Raw records —
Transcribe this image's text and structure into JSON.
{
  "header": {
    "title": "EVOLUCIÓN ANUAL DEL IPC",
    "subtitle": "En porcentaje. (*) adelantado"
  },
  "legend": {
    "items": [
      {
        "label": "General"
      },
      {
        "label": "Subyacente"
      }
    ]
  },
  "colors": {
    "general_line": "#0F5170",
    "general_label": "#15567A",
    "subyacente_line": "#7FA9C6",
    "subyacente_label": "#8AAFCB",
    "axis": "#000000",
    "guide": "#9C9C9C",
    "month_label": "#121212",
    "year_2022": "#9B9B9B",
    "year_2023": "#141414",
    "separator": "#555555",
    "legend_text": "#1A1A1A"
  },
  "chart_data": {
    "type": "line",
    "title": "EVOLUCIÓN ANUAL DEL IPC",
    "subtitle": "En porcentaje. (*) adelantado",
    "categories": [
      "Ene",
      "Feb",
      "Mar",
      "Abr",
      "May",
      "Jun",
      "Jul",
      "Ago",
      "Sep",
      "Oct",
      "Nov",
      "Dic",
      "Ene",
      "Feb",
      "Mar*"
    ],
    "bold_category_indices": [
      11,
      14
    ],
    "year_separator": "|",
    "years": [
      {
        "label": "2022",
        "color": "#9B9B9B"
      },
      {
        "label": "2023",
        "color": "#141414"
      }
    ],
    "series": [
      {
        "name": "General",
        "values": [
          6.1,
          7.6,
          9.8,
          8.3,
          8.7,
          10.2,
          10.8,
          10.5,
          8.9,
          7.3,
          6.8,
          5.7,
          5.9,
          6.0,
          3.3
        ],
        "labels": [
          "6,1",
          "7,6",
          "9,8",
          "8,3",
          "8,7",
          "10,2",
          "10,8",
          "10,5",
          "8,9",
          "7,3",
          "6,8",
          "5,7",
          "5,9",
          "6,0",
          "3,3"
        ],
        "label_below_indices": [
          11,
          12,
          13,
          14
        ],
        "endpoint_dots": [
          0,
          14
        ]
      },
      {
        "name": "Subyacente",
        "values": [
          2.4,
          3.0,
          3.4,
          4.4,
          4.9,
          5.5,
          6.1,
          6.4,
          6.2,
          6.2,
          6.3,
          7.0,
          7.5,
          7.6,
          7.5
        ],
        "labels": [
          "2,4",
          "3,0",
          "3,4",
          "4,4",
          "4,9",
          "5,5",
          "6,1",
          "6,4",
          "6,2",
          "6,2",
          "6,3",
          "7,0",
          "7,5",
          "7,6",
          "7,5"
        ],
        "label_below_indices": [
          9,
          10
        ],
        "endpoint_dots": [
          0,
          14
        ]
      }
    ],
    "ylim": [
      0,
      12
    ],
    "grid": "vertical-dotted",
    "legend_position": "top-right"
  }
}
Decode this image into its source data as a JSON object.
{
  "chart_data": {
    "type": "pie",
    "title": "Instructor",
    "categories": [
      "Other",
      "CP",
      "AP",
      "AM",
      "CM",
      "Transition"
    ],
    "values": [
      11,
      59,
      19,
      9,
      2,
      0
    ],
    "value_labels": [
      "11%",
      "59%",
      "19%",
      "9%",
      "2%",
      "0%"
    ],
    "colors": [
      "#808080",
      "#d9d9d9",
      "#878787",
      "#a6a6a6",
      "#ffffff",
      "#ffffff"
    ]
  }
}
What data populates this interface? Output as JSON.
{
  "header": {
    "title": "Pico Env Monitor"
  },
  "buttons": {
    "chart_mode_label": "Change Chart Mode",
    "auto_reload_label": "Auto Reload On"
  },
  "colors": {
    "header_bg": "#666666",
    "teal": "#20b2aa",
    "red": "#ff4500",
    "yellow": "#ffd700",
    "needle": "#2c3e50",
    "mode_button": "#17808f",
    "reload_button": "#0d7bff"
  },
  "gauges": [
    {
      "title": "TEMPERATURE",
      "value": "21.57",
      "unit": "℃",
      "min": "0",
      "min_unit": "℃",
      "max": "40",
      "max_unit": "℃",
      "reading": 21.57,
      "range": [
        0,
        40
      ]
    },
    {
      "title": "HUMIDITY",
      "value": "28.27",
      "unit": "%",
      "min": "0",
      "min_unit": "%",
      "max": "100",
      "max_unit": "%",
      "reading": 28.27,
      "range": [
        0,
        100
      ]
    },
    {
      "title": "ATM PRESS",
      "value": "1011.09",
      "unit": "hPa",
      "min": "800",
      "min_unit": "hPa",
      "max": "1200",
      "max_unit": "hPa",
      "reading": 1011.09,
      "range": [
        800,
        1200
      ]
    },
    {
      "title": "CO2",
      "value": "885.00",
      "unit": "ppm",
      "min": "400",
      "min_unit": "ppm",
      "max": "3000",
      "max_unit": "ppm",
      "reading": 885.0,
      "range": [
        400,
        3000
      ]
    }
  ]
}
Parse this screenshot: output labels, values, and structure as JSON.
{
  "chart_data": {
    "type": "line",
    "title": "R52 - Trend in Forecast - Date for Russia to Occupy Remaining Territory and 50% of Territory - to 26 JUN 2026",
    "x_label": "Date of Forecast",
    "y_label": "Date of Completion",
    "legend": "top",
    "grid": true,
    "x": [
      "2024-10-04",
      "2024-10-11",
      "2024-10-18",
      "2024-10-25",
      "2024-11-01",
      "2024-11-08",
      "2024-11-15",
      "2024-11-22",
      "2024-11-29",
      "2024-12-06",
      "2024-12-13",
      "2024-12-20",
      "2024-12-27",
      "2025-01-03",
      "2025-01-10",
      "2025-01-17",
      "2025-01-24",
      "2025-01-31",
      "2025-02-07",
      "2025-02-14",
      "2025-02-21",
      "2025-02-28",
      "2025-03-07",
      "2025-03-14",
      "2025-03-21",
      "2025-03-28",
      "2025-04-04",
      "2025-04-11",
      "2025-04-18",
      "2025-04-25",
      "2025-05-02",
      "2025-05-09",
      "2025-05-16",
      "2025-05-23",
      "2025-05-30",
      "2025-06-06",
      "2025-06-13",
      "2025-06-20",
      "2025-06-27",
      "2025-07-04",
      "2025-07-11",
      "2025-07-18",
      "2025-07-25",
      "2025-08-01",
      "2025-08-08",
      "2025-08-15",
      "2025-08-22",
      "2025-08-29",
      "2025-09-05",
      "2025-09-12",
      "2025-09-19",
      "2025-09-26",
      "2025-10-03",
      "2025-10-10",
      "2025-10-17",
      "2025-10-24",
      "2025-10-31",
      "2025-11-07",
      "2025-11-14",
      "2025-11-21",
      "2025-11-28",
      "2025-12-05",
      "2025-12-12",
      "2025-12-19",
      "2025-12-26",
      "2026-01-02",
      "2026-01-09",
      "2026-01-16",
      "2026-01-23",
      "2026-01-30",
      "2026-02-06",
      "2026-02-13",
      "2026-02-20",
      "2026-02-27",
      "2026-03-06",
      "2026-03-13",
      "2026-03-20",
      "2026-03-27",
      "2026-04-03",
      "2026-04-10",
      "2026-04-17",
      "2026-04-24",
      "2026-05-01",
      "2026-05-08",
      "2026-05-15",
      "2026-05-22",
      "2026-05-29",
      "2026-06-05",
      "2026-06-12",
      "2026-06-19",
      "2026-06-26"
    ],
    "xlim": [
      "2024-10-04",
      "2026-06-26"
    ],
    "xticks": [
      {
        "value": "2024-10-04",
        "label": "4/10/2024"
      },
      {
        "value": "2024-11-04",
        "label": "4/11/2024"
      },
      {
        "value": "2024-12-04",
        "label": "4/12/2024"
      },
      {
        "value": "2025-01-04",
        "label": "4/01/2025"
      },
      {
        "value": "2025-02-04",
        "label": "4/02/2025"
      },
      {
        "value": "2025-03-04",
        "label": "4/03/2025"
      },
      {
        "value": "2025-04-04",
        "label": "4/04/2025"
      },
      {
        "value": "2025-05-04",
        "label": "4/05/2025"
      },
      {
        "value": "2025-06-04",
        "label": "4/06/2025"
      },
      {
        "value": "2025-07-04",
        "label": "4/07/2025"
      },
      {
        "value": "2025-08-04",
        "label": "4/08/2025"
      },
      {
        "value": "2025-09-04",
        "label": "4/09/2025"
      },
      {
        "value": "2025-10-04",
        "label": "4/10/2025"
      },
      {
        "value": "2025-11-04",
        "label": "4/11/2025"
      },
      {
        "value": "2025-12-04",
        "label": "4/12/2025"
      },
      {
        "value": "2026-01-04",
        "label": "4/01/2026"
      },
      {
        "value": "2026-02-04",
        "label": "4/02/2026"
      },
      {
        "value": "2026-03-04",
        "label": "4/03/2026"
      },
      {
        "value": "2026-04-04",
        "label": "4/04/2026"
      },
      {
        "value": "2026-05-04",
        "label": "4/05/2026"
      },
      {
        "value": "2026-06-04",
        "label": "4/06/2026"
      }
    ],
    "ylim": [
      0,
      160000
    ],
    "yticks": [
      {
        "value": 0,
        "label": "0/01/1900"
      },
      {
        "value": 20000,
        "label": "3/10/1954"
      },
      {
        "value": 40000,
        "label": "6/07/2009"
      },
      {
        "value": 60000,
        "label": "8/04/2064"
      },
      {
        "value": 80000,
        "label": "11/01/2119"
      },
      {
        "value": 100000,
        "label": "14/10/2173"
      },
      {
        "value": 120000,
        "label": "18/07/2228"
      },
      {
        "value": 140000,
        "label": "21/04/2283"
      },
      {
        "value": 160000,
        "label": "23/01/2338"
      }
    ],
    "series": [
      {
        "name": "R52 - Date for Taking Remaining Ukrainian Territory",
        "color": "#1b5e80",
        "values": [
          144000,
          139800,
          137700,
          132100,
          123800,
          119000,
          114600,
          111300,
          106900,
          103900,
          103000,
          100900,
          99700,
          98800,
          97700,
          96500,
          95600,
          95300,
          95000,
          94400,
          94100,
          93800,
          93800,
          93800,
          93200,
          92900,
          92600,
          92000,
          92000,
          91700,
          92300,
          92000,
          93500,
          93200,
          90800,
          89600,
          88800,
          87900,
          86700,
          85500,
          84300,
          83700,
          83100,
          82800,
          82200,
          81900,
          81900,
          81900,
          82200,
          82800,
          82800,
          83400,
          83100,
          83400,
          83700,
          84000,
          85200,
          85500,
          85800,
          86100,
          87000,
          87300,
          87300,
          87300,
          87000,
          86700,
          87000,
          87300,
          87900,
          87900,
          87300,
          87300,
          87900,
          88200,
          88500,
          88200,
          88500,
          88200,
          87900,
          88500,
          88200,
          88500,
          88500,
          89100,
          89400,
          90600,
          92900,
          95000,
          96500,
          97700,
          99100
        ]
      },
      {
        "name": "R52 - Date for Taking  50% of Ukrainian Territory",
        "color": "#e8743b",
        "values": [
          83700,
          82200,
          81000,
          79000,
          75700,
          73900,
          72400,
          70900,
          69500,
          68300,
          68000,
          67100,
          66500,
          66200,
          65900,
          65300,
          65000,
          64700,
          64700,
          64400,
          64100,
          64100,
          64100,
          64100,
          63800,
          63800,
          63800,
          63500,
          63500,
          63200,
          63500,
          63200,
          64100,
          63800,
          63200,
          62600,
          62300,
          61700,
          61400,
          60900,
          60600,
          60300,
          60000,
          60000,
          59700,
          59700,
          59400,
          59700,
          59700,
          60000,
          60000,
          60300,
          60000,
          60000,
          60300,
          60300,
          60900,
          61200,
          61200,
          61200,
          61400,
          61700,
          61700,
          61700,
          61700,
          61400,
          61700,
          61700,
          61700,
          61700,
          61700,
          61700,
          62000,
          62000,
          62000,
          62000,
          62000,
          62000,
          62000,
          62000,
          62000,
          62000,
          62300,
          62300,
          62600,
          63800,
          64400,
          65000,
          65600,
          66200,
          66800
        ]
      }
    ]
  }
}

Prompt — Show every line that contains the word "Remaining".

Correct answer —
    "title": "R52 - Trend in Forecast - Date for Russia to Occupy Remaining Territory and 50% of Territory - to 26 JUN 2026",
        "name": "R52 - Date for Taking Remaining Ukrainian Territory",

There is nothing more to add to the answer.